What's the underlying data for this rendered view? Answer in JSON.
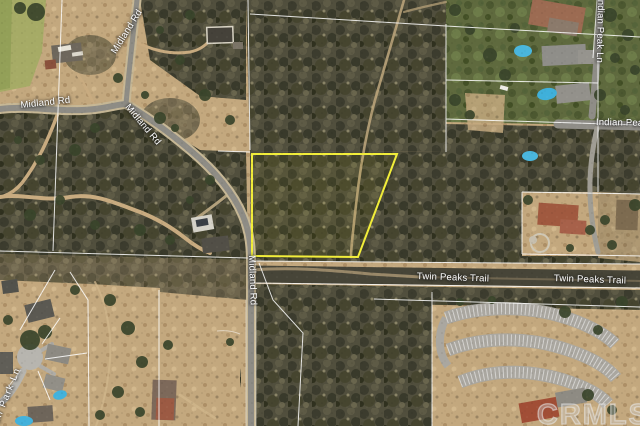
{
  "map": {
    "type": "satellite-aerial",
    "watermark": "CRMLS",
    "colors": {
      "parcel_outline": "#f2ee3a",
      "road_label_text": "#ffffff"
    },
    "road_labels": {
      "midland_rd_west": "Midland Rd",
      "midland_rd_north": "Midland Rd",
      "midland_rd_curve": "Midland Rd",
      "midland_rd_south": "Midland Rd",
      "twin_peaks_trail_west": "Twin Peaks Trail",
      "twin_peaks_trail_east": "Twin Peaks Trail",
      "indian_peak_ln_vertical": "Indian Peak Ln",
      "indian_peak_ln_horizontal": "Indian Peak Ln",
      "ball_park_ln": "Ball Park Ln"
    }
  }
}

+++++

■ What needs to be done:
State how many lines include the string "Trail". Give no other information.

■ Output for this task:
2